> [Rows from a figure dataset]:
^^^^

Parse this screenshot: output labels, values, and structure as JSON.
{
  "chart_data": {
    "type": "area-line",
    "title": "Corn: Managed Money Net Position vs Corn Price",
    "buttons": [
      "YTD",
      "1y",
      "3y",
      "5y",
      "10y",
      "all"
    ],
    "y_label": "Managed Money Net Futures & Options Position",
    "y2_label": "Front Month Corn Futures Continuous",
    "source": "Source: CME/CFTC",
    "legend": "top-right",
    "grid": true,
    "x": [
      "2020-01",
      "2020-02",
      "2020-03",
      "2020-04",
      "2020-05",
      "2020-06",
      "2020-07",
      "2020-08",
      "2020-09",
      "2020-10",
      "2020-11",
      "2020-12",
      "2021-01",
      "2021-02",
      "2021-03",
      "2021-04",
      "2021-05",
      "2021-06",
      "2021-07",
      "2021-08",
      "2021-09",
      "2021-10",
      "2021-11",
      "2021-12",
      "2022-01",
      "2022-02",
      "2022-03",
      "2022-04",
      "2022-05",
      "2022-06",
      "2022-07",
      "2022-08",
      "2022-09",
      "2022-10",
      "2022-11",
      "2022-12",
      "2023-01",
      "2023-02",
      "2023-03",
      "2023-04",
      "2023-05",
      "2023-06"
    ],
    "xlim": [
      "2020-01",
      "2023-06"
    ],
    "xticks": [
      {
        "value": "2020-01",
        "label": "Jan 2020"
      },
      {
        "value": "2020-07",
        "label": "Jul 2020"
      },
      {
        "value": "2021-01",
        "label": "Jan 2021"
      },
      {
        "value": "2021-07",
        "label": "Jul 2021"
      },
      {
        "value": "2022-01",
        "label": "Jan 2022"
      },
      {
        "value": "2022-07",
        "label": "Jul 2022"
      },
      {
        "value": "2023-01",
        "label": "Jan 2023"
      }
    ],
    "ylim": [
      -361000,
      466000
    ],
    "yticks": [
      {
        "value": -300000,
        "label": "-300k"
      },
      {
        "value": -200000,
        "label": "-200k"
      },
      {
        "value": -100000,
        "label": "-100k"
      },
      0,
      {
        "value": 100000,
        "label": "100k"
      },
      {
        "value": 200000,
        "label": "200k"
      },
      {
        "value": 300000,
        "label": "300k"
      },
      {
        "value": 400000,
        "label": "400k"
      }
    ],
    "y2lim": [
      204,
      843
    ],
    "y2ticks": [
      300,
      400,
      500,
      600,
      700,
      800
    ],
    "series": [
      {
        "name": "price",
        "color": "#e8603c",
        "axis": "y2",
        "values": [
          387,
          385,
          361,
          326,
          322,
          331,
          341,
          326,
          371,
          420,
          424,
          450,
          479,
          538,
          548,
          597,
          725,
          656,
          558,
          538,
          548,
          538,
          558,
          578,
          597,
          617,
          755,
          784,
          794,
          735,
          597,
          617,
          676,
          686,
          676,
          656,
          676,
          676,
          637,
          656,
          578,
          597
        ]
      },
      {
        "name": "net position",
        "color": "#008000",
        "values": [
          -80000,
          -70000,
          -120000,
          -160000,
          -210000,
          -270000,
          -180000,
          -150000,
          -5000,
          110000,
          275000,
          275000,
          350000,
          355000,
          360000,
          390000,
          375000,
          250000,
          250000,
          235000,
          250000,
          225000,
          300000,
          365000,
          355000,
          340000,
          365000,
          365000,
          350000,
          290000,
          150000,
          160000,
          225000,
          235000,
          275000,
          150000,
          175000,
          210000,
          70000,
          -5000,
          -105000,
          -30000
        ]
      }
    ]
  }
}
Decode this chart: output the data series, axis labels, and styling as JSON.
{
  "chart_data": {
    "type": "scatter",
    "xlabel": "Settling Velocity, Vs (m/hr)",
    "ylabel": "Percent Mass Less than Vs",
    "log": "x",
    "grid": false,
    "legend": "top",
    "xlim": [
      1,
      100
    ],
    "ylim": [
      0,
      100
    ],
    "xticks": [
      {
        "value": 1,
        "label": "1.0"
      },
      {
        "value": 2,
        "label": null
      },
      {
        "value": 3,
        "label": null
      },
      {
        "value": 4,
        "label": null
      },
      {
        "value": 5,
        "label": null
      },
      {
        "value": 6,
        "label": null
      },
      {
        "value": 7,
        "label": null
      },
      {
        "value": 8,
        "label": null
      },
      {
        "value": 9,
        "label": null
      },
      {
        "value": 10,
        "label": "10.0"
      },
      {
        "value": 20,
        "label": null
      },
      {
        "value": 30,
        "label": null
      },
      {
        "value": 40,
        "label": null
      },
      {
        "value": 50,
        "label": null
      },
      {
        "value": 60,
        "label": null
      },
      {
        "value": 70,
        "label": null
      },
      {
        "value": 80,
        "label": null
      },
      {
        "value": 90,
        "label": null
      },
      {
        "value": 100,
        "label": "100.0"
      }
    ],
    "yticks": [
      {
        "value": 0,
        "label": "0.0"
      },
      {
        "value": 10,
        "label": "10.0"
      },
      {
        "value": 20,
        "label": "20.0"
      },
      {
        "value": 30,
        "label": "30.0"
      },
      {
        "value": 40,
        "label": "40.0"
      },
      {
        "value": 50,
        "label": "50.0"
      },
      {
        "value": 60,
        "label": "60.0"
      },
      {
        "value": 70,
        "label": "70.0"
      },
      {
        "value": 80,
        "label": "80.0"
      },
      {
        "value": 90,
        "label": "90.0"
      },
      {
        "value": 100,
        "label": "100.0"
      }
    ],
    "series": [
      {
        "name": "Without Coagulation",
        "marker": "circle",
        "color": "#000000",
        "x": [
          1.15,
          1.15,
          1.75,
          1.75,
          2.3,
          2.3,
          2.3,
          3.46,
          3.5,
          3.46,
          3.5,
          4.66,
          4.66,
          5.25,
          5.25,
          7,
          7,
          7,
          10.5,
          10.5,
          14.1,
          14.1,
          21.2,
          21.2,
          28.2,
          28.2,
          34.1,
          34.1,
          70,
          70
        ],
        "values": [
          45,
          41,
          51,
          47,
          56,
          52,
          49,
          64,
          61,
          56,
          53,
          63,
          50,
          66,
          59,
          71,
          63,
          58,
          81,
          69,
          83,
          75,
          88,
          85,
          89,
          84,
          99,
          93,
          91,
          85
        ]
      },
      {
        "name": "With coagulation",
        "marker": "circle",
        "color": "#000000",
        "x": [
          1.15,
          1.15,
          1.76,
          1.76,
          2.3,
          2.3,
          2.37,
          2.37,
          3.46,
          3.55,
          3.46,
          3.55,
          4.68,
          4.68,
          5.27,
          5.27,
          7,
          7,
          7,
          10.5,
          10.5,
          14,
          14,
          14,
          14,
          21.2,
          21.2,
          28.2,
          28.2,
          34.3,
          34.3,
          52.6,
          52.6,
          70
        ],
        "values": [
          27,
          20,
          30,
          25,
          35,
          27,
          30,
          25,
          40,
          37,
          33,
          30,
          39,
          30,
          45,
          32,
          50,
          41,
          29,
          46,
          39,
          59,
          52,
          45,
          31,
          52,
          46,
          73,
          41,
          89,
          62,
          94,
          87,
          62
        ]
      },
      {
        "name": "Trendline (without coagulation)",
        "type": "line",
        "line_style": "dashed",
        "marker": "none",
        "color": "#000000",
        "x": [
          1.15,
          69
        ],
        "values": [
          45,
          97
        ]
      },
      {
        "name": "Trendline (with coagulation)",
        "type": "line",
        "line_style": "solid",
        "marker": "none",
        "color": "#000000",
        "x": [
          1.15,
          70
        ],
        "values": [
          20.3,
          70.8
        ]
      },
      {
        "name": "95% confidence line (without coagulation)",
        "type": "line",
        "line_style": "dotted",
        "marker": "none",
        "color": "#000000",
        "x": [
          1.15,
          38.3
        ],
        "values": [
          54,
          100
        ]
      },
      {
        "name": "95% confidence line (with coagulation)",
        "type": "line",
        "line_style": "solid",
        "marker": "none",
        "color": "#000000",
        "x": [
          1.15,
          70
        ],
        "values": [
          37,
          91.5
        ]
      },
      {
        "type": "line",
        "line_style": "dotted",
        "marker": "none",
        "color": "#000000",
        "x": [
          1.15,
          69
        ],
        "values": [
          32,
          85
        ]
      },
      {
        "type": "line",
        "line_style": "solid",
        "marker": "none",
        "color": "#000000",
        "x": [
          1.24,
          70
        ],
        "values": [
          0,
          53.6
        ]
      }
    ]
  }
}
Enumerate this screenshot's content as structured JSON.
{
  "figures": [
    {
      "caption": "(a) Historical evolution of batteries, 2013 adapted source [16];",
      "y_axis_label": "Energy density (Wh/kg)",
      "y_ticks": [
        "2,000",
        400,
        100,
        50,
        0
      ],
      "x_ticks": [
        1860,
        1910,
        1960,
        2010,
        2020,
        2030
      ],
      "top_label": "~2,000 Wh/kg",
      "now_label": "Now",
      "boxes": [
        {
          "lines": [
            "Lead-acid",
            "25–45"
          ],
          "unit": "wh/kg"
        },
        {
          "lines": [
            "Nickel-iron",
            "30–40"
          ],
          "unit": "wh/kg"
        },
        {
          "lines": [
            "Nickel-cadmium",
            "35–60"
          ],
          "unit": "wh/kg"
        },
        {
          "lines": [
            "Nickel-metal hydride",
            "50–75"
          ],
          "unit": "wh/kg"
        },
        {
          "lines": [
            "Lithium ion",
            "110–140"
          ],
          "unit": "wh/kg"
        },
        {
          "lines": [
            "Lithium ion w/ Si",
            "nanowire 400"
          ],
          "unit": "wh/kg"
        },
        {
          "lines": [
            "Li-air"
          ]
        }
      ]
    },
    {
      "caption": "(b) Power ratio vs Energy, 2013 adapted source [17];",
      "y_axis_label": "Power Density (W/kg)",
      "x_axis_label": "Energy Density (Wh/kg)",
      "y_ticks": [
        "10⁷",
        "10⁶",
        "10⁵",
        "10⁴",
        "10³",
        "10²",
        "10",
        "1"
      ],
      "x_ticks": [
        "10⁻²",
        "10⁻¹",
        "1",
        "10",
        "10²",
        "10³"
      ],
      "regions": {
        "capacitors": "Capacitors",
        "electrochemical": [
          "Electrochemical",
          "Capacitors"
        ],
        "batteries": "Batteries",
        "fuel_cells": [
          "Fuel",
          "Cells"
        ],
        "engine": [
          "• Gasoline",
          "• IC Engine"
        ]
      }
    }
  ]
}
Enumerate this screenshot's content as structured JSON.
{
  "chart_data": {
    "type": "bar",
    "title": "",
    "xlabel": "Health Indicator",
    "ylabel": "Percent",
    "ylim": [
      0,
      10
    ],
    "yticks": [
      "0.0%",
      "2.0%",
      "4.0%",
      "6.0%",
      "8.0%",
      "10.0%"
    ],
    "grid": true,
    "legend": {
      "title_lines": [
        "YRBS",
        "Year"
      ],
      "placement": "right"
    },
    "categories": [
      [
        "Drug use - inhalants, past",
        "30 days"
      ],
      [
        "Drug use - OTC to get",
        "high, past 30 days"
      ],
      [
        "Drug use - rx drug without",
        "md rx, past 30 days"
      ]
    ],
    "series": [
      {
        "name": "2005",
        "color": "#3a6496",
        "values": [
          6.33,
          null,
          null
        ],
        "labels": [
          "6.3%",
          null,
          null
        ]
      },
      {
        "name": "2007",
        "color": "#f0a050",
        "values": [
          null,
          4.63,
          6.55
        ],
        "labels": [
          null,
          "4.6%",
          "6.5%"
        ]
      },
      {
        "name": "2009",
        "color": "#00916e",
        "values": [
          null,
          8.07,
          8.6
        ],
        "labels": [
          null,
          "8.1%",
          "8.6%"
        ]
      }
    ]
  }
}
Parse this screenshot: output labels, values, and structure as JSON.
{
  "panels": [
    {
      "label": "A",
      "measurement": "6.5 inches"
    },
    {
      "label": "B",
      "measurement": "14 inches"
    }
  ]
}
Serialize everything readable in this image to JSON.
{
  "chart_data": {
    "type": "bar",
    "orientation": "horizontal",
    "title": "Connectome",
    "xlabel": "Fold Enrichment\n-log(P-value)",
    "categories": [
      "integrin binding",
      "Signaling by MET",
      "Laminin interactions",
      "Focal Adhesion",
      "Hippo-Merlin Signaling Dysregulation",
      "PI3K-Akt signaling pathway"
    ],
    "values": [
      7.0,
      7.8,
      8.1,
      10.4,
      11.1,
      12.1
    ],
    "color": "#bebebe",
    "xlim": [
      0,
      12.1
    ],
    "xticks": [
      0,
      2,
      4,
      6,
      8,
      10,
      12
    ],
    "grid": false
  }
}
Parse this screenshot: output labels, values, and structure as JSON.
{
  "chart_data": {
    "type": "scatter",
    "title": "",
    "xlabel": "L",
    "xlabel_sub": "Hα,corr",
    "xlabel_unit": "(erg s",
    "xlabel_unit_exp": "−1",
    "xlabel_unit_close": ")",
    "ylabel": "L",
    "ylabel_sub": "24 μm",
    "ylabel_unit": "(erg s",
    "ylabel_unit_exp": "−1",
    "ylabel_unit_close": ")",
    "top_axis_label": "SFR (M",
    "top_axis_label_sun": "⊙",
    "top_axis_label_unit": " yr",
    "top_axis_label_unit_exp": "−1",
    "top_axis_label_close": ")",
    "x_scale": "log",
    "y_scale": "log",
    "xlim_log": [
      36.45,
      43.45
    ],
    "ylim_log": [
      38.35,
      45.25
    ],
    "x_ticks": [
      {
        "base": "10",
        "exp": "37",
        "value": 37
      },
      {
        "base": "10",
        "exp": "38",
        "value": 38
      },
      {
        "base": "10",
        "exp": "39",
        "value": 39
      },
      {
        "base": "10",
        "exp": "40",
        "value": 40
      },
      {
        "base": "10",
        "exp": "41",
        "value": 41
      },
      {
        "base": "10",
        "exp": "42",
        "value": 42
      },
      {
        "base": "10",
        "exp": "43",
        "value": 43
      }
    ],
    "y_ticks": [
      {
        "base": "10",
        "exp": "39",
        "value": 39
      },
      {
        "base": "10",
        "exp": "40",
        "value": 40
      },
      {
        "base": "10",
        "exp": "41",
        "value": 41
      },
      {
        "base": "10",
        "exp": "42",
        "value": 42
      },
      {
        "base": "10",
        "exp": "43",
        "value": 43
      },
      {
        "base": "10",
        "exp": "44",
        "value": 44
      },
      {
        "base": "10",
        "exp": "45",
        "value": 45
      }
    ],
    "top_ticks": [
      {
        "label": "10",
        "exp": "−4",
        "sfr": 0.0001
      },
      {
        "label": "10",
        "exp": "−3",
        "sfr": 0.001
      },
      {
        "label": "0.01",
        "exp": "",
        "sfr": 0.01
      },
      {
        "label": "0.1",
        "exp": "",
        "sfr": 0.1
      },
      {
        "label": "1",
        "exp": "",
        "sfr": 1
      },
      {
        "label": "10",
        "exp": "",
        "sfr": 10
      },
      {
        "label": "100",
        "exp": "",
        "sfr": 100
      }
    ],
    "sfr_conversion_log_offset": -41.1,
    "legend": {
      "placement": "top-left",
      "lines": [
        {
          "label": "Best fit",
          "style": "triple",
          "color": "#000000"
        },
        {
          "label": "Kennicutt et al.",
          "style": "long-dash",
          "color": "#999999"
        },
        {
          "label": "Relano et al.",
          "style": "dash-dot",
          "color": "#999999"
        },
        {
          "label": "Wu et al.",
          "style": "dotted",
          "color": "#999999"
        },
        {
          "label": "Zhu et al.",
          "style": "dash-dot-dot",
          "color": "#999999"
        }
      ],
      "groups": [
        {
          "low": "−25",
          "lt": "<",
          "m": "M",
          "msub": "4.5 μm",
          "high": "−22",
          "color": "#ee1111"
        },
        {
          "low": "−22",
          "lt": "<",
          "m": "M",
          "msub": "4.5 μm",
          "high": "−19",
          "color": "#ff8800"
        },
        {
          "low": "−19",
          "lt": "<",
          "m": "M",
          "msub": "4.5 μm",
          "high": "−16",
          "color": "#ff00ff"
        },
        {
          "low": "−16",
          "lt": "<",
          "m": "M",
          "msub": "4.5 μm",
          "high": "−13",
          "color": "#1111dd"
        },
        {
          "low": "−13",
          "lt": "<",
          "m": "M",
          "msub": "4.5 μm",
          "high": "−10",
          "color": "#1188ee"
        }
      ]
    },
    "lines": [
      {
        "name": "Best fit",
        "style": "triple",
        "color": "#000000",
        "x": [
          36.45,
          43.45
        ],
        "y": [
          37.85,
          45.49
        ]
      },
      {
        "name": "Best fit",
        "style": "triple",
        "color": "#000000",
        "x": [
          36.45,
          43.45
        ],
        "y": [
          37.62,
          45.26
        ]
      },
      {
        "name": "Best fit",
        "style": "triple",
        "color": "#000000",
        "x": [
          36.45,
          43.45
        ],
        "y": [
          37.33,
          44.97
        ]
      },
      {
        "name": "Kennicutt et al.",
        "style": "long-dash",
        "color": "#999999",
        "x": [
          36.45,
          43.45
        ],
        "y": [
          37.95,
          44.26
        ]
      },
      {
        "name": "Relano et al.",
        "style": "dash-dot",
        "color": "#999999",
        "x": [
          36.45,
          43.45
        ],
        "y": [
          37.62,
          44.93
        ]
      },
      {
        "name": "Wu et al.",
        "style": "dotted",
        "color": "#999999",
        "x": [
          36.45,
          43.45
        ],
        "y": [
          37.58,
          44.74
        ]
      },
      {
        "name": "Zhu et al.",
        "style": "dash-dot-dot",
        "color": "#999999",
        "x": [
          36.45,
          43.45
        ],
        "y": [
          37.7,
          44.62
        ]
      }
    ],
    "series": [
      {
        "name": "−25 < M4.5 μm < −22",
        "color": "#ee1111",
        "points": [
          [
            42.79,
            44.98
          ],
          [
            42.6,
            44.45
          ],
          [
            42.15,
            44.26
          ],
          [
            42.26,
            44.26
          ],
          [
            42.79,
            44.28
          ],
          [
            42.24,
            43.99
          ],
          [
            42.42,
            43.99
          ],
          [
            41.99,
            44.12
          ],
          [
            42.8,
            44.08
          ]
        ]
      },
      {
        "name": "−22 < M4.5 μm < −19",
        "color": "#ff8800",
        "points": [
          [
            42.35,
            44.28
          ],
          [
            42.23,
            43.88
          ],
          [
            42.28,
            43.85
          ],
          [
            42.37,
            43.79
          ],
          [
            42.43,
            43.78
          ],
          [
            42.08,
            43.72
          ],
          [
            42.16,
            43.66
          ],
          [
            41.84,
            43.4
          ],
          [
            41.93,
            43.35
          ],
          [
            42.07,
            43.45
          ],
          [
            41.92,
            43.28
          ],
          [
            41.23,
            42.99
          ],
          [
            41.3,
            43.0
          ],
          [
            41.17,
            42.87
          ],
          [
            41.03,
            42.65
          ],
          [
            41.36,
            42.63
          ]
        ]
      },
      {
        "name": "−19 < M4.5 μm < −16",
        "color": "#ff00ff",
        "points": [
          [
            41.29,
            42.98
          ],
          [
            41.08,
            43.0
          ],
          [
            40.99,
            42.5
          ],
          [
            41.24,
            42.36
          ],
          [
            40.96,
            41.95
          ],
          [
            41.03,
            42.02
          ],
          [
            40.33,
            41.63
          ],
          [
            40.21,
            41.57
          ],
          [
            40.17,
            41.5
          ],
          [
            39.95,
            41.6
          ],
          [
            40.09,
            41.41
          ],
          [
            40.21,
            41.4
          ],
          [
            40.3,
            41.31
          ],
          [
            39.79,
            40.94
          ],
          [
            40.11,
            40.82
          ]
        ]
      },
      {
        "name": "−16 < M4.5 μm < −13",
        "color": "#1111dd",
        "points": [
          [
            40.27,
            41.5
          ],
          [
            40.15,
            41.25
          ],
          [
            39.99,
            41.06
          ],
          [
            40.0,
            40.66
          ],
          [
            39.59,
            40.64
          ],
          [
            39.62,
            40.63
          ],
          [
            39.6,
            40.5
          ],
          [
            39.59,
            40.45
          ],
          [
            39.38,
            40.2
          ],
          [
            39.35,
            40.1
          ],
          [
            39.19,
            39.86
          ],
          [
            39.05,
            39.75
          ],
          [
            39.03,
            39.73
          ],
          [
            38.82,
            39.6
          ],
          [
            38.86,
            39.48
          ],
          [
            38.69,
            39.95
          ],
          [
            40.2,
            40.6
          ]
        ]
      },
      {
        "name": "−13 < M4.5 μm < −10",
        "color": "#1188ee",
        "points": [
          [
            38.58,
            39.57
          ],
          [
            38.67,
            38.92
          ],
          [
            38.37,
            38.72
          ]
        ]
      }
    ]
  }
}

^^^^

> [Given request]: Look through the entries above and report each line where the string "measurement" occurs.

> [The reply]:
      "measurement": "6.5 inches"
      "measurement": "14 inches"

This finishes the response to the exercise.